Objective A >> Change the passage on the 2030 World Cup bid by writing out everything from "The British government" down to "its UK counterparts." with "Budget" replaced by "Spending Review".

The British government has pledged its support to the UK and Ireland’s proposed bid to host the 2030 FIFA World Cup, with Prime Minister Boris Johnson said to be ‘very keen’ to stage the tournament for the first time in more than six decades, according to reports.
Tomorrow at the Budget, Chancellor Rishi Sunak is expected to confirm that the government will provide £2.8 million to back the World Cup.
The football associations of England, Scotland, Wales and Northern Ireland came together to put together a proposal to host the 2030 edition of the World Cup in 2018, with the Football Association of Ireland (FAI) also announcing it would join its UK counterparts.
Then-Prime Minister Theresa May confirmed that the government would back the bid, as the four FAs prepared to conduct a feasibility study into the possibility of hosting the event.
“The football associations and government partners of the UK and Ireland are delighted that the UK government has committed to support a prospective five-association bid for the 2030 FIFA World Cup,” a joint statement released by the five football associations read.

Objective B >> Select every line of the entries that contains the string "path". Case counts.

Supplied information >>
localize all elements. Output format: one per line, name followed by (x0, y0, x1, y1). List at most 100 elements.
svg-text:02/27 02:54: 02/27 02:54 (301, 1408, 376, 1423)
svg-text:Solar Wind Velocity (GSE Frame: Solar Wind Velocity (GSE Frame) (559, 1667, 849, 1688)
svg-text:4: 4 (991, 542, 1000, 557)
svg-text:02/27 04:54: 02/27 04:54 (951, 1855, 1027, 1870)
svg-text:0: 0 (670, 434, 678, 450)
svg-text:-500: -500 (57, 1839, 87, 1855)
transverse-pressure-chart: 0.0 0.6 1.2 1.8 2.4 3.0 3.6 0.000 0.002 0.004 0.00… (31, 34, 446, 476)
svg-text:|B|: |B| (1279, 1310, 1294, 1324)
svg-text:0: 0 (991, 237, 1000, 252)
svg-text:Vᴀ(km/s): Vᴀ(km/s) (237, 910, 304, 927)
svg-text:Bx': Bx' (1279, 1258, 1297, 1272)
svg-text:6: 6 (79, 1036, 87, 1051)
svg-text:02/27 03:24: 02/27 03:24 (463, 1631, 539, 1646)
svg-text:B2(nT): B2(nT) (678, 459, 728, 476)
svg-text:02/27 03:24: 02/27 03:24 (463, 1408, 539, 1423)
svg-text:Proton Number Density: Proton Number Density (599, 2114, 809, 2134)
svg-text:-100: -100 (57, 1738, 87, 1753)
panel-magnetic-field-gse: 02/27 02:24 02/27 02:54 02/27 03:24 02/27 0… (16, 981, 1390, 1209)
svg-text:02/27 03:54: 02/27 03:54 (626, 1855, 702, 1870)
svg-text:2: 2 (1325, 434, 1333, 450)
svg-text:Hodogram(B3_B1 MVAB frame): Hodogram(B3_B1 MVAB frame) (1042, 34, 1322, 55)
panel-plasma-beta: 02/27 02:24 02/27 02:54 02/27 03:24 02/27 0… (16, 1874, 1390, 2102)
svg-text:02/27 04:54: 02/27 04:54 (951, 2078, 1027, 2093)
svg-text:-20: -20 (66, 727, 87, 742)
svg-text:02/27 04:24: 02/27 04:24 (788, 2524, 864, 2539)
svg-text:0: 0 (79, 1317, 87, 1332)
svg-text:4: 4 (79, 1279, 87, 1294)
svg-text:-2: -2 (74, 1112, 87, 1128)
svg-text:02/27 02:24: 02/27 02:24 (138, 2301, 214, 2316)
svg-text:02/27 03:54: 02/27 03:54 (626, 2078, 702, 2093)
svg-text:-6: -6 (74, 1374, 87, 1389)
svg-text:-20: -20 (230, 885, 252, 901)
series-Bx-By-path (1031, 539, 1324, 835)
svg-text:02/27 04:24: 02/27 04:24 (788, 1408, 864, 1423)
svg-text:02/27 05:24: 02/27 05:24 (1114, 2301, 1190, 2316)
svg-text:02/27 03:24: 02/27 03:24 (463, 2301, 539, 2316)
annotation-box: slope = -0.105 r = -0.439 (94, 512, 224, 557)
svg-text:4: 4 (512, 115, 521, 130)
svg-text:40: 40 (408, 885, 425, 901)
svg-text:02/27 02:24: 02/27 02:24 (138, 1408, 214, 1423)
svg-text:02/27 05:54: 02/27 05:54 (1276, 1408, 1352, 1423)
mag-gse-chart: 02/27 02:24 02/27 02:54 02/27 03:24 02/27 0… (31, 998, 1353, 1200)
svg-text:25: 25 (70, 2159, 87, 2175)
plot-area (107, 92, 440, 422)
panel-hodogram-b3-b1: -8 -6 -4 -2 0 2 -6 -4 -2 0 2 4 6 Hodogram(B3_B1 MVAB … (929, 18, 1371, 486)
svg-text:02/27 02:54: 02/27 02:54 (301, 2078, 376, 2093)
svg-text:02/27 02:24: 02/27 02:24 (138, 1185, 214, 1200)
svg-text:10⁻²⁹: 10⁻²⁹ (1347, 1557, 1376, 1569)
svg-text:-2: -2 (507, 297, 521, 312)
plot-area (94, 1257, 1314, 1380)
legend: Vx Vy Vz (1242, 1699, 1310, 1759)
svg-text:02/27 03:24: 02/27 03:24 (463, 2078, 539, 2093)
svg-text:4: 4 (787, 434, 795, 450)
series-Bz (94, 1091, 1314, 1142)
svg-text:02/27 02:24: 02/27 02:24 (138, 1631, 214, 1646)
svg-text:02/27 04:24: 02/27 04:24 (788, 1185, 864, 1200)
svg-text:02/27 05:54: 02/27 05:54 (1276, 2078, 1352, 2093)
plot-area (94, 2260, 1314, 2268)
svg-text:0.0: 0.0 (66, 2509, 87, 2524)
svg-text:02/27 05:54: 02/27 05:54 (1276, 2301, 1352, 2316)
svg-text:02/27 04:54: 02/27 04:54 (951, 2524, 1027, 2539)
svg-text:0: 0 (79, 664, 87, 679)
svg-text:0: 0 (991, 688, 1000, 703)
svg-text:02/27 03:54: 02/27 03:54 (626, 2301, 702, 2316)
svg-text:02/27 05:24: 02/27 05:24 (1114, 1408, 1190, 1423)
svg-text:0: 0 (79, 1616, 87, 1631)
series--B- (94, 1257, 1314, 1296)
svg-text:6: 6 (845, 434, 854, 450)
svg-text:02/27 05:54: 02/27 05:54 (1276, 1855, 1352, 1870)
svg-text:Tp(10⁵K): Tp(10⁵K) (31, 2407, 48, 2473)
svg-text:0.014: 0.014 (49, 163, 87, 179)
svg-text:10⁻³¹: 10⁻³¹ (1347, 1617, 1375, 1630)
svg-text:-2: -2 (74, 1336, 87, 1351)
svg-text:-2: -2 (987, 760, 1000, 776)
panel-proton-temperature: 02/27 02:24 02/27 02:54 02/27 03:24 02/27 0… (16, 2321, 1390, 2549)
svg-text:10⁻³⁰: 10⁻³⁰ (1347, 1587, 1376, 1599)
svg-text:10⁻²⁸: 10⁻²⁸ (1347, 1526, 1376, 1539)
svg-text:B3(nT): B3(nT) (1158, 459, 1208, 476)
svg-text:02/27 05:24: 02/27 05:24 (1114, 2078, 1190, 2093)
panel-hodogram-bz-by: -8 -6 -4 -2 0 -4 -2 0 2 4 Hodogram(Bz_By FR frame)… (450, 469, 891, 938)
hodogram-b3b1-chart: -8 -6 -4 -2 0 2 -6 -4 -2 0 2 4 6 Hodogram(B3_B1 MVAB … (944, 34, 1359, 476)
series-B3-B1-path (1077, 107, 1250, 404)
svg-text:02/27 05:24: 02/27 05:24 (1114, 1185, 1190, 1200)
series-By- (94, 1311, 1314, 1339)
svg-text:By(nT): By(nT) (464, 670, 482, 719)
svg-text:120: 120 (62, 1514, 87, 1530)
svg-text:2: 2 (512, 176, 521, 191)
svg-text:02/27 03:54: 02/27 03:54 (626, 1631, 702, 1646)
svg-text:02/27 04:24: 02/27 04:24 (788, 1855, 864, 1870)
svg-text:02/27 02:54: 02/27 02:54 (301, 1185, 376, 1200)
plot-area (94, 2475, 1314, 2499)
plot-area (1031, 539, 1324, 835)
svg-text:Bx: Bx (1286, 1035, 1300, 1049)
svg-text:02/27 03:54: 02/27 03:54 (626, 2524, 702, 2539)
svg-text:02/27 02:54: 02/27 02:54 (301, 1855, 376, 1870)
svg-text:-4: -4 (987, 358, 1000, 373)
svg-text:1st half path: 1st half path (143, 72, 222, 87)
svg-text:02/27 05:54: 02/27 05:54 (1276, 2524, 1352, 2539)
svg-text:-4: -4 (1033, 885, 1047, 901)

Expected answer A >>
The British government has pledged its support to the UK and Ireland’s proposed bid to host the 2030 FIFA World Cup, with Prime Minister Boris Johnson said to be ‘very keen’ to stage the tournament for the first time in more than six decades, according to reports.
Tomorrow at the Spending Review, Chancellor Rishi Sunak is expected to confirm that the government will provide £2.8 million to back the World Cup.
The football associations of England, Scotland, Wales and Northern Ireland came together to put together a proposal to host the 2030 edition of the World Cup in 2018, with the Football Association of Ireland (FAI) also announcing it would join its UK counterparts.

Expected answer B >>
series-Bx-By-path (1031, 539, 1324, 835)
series-B3-B1-path (1077, 107, 1250, 404)
svg-text:1st half path: 1st half path (143, 72, 222, 87)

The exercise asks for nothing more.